# YOUR INSTRUCTIONS
Each entry below is to be given again word for word, with no pictures.

+ + +

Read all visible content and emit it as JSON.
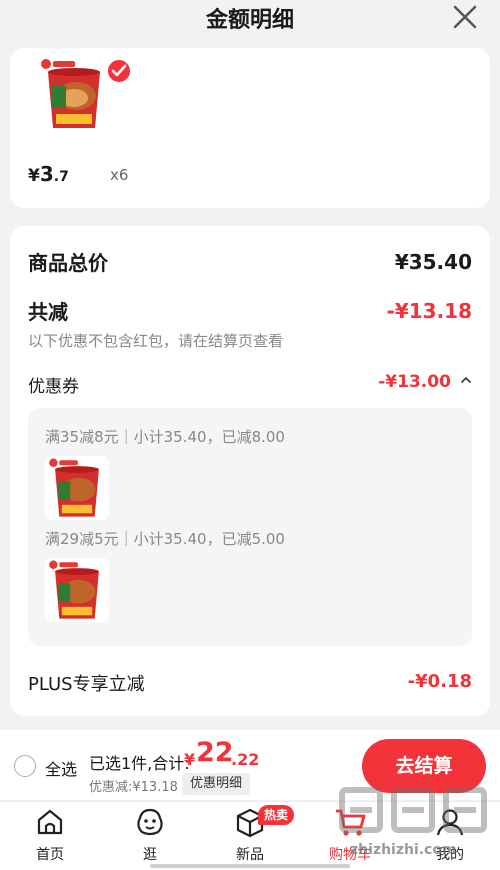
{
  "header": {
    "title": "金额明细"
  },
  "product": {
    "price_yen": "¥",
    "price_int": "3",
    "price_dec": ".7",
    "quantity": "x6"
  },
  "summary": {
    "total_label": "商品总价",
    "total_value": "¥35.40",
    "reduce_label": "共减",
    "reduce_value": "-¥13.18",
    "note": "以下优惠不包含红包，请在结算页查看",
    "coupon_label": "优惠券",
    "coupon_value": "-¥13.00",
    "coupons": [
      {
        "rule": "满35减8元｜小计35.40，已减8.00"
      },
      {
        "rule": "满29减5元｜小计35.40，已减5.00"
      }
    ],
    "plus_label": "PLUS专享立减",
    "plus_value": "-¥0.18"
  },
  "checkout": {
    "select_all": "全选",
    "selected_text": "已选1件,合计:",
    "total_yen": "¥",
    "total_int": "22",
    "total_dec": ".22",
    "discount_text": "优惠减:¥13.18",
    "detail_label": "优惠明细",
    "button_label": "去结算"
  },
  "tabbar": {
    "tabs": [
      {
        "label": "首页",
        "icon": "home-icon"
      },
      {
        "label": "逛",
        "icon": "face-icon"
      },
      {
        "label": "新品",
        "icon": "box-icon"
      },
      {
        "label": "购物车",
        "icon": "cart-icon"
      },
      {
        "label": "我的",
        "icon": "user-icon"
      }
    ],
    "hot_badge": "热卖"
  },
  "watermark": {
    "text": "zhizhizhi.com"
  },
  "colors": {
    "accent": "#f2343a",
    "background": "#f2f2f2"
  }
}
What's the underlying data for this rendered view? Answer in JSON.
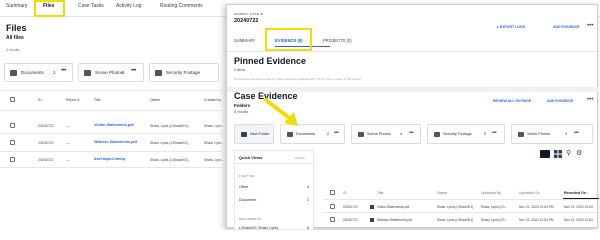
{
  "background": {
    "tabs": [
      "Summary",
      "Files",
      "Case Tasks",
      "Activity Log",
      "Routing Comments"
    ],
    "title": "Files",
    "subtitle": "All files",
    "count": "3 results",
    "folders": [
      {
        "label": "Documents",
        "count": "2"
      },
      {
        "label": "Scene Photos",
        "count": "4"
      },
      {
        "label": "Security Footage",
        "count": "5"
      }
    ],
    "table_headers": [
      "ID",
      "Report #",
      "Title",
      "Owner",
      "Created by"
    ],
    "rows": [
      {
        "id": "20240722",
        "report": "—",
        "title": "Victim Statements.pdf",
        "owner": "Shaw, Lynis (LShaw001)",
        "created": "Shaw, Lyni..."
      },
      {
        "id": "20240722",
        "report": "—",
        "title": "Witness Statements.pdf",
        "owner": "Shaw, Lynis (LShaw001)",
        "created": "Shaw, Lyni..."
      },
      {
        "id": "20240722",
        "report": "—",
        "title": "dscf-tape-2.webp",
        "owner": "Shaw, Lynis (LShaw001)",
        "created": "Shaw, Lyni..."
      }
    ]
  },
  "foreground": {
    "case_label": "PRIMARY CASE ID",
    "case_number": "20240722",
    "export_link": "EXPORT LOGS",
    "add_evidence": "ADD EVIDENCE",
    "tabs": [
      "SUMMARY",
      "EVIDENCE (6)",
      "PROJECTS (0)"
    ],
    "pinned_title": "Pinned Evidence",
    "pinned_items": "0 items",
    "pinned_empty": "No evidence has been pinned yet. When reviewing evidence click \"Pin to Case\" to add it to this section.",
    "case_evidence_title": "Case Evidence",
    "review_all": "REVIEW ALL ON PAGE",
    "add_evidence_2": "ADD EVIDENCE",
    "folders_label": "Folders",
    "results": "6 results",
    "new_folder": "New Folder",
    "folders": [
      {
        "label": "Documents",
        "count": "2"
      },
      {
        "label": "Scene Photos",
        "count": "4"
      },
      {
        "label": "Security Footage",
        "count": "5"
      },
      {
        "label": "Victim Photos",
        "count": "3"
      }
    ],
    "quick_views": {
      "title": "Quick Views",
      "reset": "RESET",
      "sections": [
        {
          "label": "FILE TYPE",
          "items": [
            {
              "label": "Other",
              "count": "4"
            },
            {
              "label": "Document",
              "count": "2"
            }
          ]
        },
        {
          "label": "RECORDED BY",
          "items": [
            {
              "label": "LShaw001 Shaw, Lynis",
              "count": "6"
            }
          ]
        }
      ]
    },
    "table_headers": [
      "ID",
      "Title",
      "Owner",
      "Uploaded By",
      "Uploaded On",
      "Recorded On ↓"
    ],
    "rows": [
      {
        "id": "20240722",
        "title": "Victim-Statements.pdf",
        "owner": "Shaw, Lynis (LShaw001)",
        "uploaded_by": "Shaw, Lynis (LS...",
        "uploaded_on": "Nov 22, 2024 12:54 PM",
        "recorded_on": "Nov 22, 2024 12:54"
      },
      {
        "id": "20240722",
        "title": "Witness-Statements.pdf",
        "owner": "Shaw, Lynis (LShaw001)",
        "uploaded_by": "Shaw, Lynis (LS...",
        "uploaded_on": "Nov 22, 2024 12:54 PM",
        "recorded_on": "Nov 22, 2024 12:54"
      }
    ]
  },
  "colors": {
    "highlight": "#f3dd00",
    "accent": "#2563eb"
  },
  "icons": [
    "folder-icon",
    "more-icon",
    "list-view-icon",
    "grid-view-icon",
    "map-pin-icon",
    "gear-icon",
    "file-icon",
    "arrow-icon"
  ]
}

+ + +

# SOLUTION FOR THIS EXERCISE
Read all visible content and emit it as JSON.
{
  "header": {
    "title": "金额明细"
  },
  "product": {
    "price_yen": "¥",
    "price_int": "3",
    "price_dec": ".7",
    "quantity": "x6"
  },
  "summary": {
    "total_label": "商品总价",
    "total_value": "¥35.40",
    "reduce_label": "共减",
    "reduce_value": "-¥13.18",
    "note": "以下优惠不包含红包，请在结算页查看",
    "coupon_label": "优惠券",
    "coupon_value": "-¥13.00",
    "coupons": [
      {
        "rule": "满35减8元｜小计35.40，已减8.00"
      },
      {
        "rule": "满29减5元｜小计35.40，已减5.00"
      }
    ],
    "plus_label": "PLUS专享立减",
    "plus_value": "-¥0.18"
  },
  "checkout": {
    "select_all": "全选",
    "selected_text": "已选1件,合计:",
    "total_yen": "¥",
    "total_int": "22",
    "total_dec": ".22",
    "discount_text": "优惠减:¥13.18",
    "detail_label": "优惠明细",
    "button_label": "去结算"
  },
  "tabbar": {
    "tabs": [
      {
        "label": "首页",
        "icon": "home-icon"
      },
      {
        "label": "逛",
        "icon": "face-icon"
      },
      {
        "label": "新品",
        "icon": "box-icon"
      },
      {
        "label": "购物车",
        "icon": "cart-icon"
      },
      {
        "label": "我的",
        "icon": "user-icon"
      }
    ],
    "hot_badge": "热卖"
  },
  "watermark": {
    "text": "zhizhizhi.com"
  },
  "colors": {
    "accent": "#f2343a",
    "background": "#f2f2f2"
  }
}
What's the underlying data for this rendered view? Answer in JSON.
{
  "background": {
    "tabs": [
      "Summary",
      "Files",
      "Case Tasks",
      "Activity Log",
      "Routing Comments"
    ],
    "title": "Files",
    "subtitle": "All files",
    "count": "3 results",
    "folders": [
      {
        "label": "Documents",
        "count": "2"
      },
      {
        "label": "Scene Photos",
        "count": "4"
      },
      {
        "label": "Security Footage",
        "count": "5"
      }
    ],
    "table_headers": [
      "ID",
      "Report #",
      "Title",
      "Owner",
      "Created by"
    ],
    "rows": [
      {
        "id": "20240722",
        "report": "—",
        "title": "Victim Statements.pdf",
        "owner": "Shaw, Lynis (LShaw001)",
        "created": "Shaw, Lyni..."
      },
      {
        "id": "20240722",
        "report": "—",
        "title": "Witness Statements.pdf",
        "owner": "Shaw, Lynis (LShaw001)",
        "created": "Shaw, Lyni..."
      },
      {
        "id": "20240722",
        "report": "—",
        "title": "dscf-tape-2.webp",
        "owner": "Shaw, Lynis (LShaw001)",
        "created": "Shaw, Lyni..."
      }
    ]
  },
  "foreground": {
    "case_label": "PRIMARY CASE ID",
    "case_number": "20240722",
    "export_link": "EXPORT LOGS",
    "add_evidence": "ADD EVIDENCE",
    "tabs": [
      "SUMMARY",
      "EVIDENCE (6)",
      "PROJECTS (0)"
    ],
    "pinned_title": "Pinned Evidence",
    "pinned_items": "0 items",
    "pinned_empty": "No evidence has been pinned yet. When reviewing evidence click \"Pin to Case\" to add it to this section.",
    "case_evidence_title": "Case Evidence",
    "review_all": "REVIEW ALL ON PAGE",
    "add_evidence_2": "ADD EVIDENCE",
    "folders_label": "Folders",
    "results": "6 results",
    "new_folder": "New Folder",
    "folders": [
      {
        "label": "Documents",
        "count": "2"
      },
      {
        "label": "Scene Photos",
        "count": "4"
      },
      {
        "label": "Security Footage",
        "count": "5"
      },
      {
        "label": "Victim Photos",
        "count": "3"
      }
    ],
    "quick_views": {
      "title": "Quick Views",
      "reset": "RESET",
      "sections": [
        {
          "label": "FILE TYPE",
          "items": [
            {
              "label": "Other",
              "count": "4"
            },
            {
              "label": "Document",
              "count": "2"
            }
          ]
        },
        {
          "label": "RECORDED BY",
          "items": [
            {
              "label": "LShaw001 Shaw, Lynis",
              "count": "6"
            }
          ]
        }
      ]
    },
    "table_headers": [
      "ID",
      "Title",
      "Owner",
      "Uploaded By",
      "Uploaded On",
      "Recorded On ↓"
    ],
    "rows": [
      {
        "id": "20240722",
        "title": "Victim-Statements.pdf",
        "owner": "Shaw, Lynis (LShaw001)",
        "uploaded_by": "Shaw, Lynis (LS...",
        "uploaded_on": "Nov 22, 2024 12:54 PM",
        "recorded_on": "Nov 22, 2024 12:54"
      },
      {
        "id": "20240722",
        "title": "Witness-Statements.pdf",
        "owner": "Shaw, Lynis (LShaw001)",
        "uploaded_by": "Shaw, Lynis (LS...",
        "uploaded_on": "Nov 22, 2024 12:54 PM",
        "recorded_on": "Nov 22, 2024 12:54"
      }
    ]
  },
  "colors": {
    "highlight": "#f3dd00",
    "accent": "#2563eb"
  },
  "icons": [
    "folder-icon",
    "more-icon",
    "list-view-icon",
    "grid-view-icon",
    "map-pin-icon",
    "gear-icon",
    "file-icon",
    "arrow-icon"
  ]
}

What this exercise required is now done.